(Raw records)
----

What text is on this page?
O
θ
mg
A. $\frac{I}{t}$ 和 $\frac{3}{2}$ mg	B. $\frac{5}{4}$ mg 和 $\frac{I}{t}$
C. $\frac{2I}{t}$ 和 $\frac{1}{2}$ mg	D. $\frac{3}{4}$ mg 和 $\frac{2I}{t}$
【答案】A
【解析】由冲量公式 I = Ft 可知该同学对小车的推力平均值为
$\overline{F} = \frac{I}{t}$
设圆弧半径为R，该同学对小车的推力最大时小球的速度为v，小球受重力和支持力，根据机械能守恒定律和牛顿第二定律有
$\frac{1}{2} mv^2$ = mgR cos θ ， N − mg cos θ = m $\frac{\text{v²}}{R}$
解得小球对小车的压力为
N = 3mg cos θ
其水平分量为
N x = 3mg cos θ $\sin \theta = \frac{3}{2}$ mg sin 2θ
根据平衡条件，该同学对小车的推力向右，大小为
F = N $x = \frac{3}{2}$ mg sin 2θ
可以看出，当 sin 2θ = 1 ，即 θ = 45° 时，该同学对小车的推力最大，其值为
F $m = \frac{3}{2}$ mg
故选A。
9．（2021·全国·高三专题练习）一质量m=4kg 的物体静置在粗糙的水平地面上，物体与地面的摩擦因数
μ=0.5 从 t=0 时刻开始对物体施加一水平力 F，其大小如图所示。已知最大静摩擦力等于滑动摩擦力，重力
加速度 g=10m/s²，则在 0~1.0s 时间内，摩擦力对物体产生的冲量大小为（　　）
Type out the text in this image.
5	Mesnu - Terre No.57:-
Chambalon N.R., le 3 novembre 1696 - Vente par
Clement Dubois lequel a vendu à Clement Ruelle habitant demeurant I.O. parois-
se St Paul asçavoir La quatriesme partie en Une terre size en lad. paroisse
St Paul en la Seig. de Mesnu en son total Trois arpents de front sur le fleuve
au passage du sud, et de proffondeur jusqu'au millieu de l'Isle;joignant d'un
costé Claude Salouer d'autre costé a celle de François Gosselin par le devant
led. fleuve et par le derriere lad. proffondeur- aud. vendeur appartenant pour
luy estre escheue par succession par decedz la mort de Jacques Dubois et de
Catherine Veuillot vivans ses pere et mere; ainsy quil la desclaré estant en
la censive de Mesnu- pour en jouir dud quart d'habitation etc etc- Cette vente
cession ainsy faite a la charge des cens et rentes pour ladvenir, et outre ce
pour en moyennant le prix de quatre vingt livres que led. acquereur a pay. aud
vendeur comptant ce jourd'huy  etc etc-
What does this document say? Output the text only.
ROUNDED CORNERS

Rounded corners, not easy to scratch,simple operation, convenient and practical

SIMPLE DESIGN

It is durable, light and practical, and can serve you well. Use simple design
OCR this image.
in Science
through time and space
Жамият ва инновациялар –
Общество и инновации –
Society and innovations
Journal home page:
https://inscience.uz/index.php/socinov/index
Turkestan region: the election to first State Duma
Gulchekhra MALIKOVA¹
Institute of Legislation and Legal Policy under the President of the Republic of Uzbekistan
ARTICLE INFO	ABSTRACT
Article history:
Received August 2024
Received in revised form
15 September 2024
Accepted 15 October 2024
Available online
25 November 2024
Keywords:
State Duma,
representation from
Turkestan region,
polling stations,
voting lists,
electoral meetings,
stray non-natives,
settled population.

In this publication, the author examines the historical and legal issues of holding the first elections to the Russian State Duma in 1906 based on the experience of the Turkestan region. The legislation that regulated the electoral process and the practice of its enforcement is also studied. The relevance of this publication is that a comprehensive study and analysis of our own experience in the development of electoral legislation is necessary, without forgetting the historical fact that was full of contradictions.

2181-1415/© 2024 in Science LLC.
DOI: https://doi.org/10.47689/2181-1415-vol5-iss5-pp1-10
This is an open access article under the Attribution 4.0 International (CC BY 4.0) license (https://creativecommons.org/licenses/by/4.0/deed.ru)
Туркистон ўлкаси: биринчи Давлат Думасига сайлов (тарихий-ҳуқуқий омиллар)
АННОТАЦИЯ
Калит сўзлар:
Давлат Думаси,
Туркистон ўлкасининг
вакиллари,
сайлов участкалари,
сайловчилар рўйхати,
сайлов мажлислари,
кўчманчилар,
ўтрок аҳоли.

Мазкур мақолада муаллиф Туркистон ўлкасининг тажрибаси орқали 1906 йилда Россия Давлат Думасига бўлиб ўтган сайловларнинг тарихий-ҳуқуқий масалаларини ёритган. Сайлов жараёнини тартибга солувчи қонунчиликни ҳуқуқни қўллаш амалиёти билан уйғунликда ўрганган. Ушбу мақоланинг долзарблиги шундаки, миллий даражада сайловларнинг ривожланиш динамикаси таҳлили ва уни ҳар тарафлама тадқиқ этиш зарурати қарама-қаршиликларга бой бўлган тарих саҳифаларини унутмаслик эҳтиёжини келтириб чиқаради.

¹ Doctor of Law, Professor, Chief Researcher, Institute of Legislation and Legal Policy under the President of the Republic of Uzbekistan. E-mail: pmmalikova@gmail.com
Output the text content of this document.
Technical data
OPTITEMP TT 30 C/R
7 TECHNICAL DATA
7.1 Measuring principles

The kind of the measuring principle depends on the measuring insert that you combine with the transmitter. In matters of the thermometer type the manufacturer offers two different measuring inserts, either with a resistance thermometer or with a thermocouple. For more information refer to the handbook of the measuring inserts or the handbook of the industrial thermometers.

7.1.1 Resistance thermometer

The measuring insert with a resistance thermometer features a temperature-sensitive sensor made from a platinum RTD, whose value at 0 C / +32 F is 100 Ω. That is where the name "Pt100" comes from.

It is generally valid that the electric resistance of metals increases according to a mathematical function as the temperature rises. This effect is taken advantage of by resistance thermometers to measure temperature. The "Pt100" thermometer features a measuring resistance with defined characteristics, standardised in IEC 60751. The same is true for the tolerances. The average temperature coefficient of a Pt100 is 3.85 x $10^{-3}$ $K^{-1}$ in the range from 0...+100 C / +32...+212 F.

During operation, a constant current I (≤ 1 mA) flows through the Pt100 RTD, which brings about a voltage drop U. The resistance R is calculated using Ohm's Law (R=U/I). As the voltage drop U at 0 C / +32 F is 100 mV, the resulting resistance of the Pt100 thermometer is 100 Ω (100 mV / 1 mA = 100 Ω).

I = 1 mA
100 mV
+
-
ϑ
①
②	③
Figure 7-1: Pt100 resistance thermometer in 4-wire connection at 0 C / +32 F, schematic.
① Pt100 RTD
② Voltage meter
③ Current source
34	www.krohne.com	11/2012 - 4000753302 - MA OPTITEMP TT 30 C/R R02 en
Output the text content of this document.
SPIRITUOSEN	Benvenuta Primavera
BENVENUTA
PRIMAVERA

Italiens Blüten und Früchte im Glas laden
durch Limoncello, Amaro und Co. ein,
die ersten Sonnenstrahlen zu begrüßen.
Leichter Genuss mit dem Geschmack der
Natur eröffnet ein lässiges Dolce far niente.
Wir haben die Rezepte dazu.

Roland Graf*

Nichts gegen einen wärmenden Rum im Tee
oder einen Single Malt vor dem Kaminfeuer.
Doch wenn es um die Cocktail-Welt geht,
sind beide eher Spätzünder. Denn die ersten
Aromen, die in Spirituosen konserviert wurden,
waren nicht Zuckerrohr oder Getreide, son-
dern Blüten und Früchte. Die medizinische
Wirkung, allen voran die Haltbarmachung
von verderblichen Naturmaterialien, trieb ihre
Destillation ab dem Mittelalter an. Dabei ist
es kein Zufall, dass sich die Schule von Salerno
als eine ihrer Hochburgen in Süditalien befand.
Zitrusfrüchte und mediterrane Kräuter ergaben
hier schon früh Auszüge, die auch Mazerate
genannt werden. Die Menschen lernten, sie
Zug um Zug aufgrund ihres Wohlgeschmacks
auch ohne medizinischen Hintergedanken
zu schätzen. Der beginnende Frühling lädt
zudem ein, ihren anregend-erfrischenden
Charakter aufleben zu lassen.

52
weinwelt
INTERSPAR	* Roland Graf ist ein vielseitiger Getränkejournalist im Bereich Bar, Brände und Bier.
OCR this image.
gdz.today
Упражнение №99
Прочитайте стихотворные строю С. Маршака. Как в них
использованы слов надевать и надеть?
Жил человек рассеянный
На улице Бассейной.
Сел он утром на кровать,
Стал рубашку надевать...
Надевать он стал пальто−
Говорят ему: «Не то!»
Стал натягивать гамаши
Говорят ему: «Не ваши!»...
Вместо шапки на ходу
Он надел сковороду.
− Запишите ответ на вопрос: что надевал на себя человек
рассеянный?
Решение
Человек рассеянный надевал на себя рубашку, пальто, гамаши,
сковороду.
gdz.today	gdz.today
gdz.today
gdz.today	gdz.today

----

Problem to work on
Search the data above for the string "ainsy" and copy each line that has it.

Response to this task
Catherine Veuillot vivans ses pere et mere; ainsy quil la desclaré estant en
cession ainsy faite a la charge des cens et rentes pour ladvenir, et outre ce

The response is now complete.